Collected data entries
###
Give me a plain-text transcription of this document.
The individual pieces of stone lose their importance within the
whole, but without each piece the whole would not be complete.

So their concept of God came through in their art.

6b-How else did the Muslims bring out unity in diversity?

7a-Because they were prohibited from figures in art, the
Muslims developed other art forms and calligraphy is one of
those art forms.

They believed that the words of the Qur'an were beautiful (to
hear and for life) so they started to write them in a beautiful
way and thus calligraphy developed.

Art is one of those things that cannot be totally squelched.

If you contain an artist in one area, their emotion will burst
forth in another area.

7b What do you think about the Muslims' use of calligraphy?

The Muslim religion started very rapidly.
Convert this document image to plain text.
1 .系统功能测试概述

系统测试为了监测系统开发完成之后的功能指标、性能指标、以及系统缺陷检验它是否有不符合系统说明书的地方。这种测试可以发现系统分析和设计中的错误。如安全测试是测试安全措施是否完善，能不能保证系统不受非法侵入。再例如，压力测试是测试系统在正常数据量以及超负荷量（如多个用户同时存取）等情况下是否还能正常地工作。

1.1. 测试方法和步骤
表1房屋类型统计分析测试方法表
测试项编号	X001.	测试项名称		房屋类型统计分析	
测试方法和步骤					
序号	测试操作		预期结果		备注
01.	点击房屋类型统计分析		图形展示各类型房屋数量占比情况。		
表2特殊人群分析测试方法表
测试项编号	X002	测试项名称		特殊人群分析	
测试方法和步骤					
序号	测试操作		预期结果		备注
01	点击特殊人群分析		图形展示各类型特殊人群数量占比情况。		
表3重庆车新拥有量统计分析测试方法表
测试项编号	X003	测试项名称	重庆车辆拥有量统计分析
###
WHAT IS ASKED: Make an exact copy of the data above.

WRITTEN ANSWER:
Give me a plain-text transcription of this document.
The individual pieces of stone lose their importance within the
whole, but without each piece the whole would not be complete.

So their concept of God came through in their art.

6b-How else did the Muslims bring out unity in diversity?

7a-Because they were prohibited from figures in art, the
Muslims developed other art forms and calligraphy is one of
those art forms.

They believed that the words of the Qur'an were beautiful (to
hear and for life) so they started to write them in a beautiful
way and thus calligraphy developed.

Art is one of those things that cannot be totally squelched.

If you contain an artist in one area, their emotion will burst
forth in another area.

7b What do you think about the Muslims' use of calligraphy?

The Muslim religion started very rapidly.
Convert this document image to plain text.
1 .系统功能测试概述

系统测试为了监测系统开发完成之后的功能指标、性能指标、以及系统缺陷检验它是否有不符合系统说明书的地方。这种测试可以发现系统分析和设计中的错误。如安全测试是测试安全措施是否完善，能不能保证系统不受非法侵入。再例如，压力测试是测试系统在正常数据量以及超负荷量（如多个用户同时存取）等情况下是否还能正常地工作。

1.1. 测试方法和步骤
表1房屋类型统计分析测试方法表
测试项编号	X001.	测试项名称		房屋类型统计分析	
测试方法和步骤					
序号	测试操作		预期结果		备注
01.	点击房屋类型统计分析		图形展示各类型房屋数量占比情况。		
表2特殊人群分析测试方法表
测试项编号	X002	测试项名称		特殊人群分析	
测试方法和步骤					
序号	测试操作		预期结果		备注
01	点击特殊人群分析		图形展示各类型特殊人群数量占比情况。		
表3重庆车新拥有量统计分析测试方法表
测试项编号	X003	测试项名称	重庆车辆拥有量统计分析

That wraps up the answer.